<<<<
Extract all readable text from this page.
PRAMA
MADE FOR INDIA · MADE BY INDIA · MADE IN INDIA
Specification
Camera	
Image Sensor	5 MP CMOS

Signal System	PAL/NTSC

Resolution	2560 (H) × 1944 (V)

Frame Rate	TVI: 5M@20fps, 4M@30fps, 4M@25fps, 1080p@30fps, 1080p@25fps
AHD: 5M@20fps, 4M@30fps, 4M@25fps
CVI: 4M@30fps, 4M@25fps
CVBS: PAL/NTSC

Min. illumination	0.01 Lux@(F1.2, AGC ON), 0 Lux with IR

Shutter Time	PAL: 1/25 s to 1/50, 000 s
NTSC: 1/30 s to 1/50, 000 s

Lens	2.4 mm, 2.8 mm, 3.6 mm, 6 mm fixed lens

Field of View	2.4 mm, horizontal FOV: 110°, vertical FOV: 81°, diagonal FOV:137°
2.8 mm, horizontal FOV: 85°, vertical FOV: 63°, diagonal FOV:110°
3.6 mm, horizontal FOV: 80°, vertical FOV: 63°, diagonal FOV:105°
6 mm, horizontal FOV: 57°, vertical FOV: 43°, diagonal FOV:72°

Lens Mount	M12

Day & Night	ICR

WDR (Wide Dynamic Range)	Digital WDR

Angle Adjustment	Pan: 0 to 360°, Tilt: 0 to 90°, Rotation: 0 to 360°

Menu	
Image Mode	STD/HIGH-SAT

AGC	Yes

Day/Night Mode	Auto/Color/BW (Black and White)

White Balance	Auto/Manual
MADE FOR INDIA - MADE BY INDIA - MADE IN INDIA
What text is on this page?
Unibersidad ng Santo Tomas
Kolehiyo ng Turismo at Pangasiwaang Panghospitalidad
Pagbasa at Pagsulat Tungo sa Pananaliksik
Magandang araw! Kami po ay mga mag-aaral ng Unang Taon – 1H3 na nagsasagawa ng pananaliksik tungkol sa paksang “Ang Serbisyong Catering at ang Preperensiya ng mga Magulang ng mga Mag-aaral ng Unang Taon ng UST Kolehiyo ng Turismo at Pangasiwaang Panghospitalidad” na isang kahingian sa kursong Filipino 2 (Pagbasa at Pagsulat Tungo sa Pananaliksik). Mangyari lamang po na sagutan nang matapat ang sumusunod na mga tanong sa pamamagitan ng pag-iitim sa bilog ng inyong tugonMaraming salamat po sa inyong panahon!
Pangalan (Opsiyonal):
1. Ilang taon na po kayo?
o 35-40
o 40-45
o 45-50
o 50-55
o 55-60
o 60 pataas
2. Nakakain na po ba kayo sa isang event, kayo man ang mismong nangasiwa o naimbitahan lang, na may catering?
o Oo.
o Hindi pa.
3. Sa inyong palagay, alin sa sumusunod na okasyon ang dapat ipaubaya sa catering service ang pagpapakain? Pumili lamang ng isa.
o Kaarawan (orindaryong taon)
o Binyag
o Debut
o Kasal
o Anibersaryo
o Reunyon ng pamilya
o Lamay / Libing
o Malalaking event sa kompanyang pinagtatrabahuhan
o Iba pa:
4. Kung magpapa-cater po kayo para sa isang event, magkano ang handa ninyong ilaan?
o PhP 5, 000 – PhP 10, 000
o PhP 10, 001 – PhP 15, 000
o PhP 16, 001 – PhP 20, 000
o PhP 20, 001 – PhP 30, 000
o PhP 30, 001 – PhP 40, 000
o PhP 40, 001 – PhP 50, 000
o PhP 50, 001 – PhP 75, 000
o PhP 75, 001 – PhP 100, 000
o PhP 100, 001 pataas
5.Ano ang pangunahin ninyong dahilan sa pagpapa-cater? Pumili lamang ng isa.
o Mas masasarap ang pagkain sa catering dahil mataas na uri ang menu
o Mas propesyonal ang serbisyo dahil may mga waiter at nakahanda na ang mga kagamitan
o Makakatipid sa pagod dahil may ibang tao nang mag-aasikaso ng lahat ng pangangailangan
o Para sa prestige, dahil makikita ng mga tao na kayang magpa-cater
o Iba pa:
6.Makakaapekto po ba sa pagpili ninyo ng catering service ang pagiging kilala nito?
>>>>
Exercise details>
Repeat every entry exactly, please.

In response>
Extract all readable text from this page.
PRAMA
MADE FOR INDIA · MADE BY INDIA · MADE IN INDIA
Specification
Camera	
Image Sensor	5 MP CMOS

Signal System	PAL/NTSC

Resolution	2560 (H) × 1944 (V)

Frame Rate	TVI: 5M@20fps, 4M@30fps, 4M@25fps, 1080p@30fps, 1080p@25fps
AHD: 5M@20fps, 4M@30fps, 4M@25fps
CVI: 4M@30fps, 4M@25fps
CVBS: PAL/NTSC

Min. illumination	0.01 Lux@(F1.2, AGC ON), 0 Lux with IR

Shutter Time	PAL: 1/25 s to 1/50, 000 s
NTSC: 1/30 s to 1/50, 000 s

Lens	2.4 mm, 2.8 mm, 3.6 mm, 6 mm fixed lens

Field of View	2.4 mm, horizontal FOV: 110°, vertical FOV: 81°, diagonal FOV:137°
2.8 mm, horizontal FOV: 85°, vertical FOV: 63°, diagonal FOV:110°
3.6 mm, horizontal FOV: 80°, vertical FOV: 63°, diagonal FOV:105°
6 mm, horizontal FOV: 57°, vertical FOV: 43°, diagonal FOV:72°

Lens Mount	M12

Day & Night	ICR

WDR (Wide Dynamic Range)	Digital WDR

Angle Adjustment	Pan: 0 to 360°, Tilt: 0 to 90°, Rotation: 0 to 360°

Menu	
Image Mode	STD/HIGH-SAT

AGC	Yes

Day/Night Mode	Auto/Color/BW (Black and White)

White Balance	Auto/Manual
MADE FOR INDIA - MADE BY INDIA - MADE IN INDIA
What text is on this page?
Unibersidad ng Santo Tomas
Kolehiyo ng Turismo at Pangasiwaang Panghospitalidad
Pagbasa at Pagsulat Tungo sa Pananaliksik
Magandang araw! Kami po ay mga mag-aaral ng Unang Taon – 1H3 na nagsasagawa ng pananaliksik tungkol sa paksang “Ang Serbisyong Catering at ang Preperensiya ng mga Magulang ng mga Mag-aaral ng Unang Taon ng UST Kolehiyo ng Turismo at Pangasiwaang Panghospitalidad” na isang kahingian sa kursong Filipino 2 (Pagbasa at Pagsulat Tungo sa Pananaliksik). Mangyari lamang po na sagutan nang matapat ang sumusunod na mga tanong sa pamamagitan ng pag-iitim sa bilog ng inyong tugonMaraming salamat po sa inyong panahon!
Pangalan (Opsiyonal):
1. Ilang taon na po kayo?
o 35-40
o 40-45
o 45-50
o 50-55
o 55-60
o 60 pataas
2. Nakakain na po ba kayo sa isang event, kayo man ang mismong nangasiwa o naimbitahan lang, na may catering?
o Oo.
o Hindi pa.
3. Sa inyong palagay, alin sa sumusunod na okasyon ang dapat ipaubaya sa catering service ang pagpapakain? Pumili lamang ng isa.
o Kaarawan (orindaryong taon)
o Binyag
o Debut
o Kasal
o Anibersaryo
o Reunyon ng pamilya
o Lamay / Libing
o Malalaking event sa kompanyang pinagtatrabahuhan
o Iba pa:
4. Kung magpapa-cater po kayo para sa isang event, magkano ang handa ninyong ilaan?
o PhP 5, 000 – PhP 10, 000
o PhP 10, 001 – PhP 15, 000
o PhP 16, 001 – PhP 20, 000
o PhP 20, 001 – PhP 30, 000
o PhP 30, 001 – PhP 40, 000
o PhP 40, 001 – PhP 50, 000
o PhP 50, 001 – PhP 75, 000
o PhP 75, 001 – PhP 100, 000
o PhP 100, 001 pataas
5.Ano ang pangunahin ninyong dahilan sa pagpapa-cater? Pumili lamang ng isa.
o Mas masasarap ang pagkain sa catering dahil mataas na uri ang menu
o Mas propesyonal ang serbisyo dahil may mga waiter at nakahanda na ang mga kagamitan
o Makakatipid sa pagod dahil may ibang tao nang mag-aasikaso ng lahat ng pangangailangan
o Para sa prestige, dahil makikita ng mga tao na kayang magpa-cater
o Iba pa:
6.Makakaapekto po ba sa pagpili ninyo ng catering service ang pagiging kilala nito?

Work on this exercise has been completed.